>> BEGIN Listing

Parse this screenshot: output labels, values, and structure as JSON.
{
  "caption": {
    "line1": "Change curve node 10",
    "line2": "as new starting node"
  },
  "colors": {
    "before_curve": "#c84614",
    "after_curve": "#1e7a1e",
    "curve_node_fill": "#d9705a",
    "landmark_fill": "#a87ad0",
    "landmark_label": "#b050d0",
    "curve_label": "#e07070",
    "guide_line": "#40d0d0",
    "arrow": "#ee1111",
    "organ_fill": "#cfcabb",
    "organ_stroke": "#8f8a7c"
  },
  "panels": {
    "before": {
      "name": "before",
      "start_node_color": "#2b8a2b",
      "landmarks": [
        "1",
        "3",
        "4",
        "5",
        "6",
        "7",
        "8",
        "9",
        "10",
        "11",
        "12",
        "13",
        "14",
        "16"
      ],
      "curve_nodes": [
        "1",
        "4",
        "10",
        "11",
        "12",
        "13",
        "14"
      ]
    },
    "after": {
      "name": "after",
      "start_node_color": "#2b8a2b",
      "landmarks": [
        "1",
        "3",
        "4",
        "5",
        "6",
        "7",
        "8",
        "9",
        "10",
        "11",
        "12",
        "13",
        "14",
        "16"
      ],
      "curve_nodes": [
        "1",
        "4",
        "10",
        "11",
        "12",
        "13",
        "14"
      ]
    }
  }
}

>> END Listing

To be done:
Give the data again, exactly as it stands.

Correct response:
Parse this screenshot: output labels, values, and structure as JSON.
{
  "caption": {
    "line1": "Change curve node 10",
    "line2": "as new starting node"
  },
  "colors": {
    "before_curve": "#c84614",
    "after_curve": "#1e7a1e",
    "curve_node_fill": "#d9705a",
    "landmark_fill": "#a87ad0",
    "landmark_label": "#b050d0",
    "curve_label": "#e07070",
    "guide_line": "#40d0d0",
    "arrow": "#ee1111",
    "organ_fill": "#cfcabb",
    "organ_stroke": "#8f8a7c"
  },
  "panels": {
    "before": {
      "name": "before",
      "start_node_color": "#2b8a2b",
      "landmarks": [
        "1",
        "3",
        "4",
        "5",
        "6",
        "7",
        "8",
        "9",
        "10",
        "11",
        "12",
        "13",
        "14",
        "16"
      ],
      "curve_nodes": [
        "1",
        "4",
        "10",
        "11",
        "12",
        "13",
        "14"
      ]
    },
    "after": {
      "name": "after",
      "start_node_color": "#2b8a2b",
      "landmarks": [
        "1",
        "3",
        "4",
        "5",
        "6",
        "7",
        "8",
        "9",
        "10",
        "11",
        "12",
        "13",
        "14",
        "16"
      ],
      "curve_nodes": [
        "1",
        "4",
        "10",
        "11",
        "12",
        "13",
        "14"
      ]
    }
  }
}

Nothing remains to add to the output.